Exercise task:
Report how many lines contain "name"; state the number and nothing else.

━━━

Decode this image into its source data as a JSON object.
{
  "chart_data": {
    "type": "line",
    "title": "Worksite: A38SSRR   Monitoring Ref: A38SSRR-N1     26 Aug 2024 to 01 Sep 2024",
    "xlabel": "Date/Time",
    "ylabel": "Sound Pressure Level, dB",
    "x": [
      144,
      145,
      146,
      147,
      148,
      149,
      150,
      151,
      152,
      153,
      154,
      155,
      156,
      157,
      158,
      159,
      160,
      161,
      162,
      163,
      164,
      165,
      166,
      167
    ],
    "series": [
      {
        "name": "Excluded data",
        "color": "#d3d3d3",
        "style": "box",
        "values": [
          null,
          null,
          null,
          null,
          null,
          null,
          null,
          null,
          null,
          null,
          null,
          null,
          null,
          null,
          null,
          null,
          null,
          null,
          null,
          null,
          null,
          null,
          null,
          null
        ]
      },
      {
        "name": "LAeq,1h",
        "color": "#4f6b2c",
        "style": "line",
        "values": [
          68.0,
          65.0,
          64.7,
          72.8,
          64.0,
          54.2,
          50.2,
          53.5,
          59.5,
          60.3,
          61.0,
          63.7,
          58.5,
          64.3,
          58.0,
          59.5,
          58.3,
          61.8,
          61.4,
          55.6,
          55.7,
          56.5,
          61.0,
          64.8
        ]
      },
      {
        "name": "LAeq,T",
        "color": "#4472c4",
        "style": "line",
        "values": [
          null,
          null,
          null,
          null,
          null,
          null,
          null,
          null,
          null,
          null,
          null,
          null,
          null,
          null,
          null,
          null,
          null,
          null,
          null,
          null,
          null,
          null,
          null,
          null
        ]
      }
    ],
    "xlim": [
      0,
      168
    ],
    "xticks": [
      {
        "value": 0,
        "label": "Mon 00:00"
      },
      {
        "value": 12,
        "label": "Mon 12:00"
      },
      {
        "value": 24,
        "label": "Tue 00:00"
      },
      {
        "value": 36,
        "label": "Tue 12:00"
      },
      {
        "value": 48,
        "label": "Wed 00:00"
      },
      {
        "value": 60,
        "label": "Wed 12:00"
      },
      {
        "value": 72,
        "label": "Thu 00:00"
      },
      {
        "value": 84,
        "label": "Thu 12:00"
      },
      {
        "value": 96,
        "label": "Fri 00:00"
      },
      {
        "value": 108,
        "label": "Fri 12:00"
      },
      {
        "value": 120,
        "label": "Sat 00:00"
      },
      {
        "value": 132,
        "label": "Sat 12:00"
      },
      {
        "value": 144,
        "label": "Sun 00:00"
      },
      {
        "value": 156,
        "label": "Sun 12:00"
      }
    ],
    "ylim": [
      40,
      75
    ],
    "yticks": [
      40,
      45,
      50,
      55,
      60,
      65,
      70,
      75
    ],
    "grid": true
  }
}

━━━

Task response:
3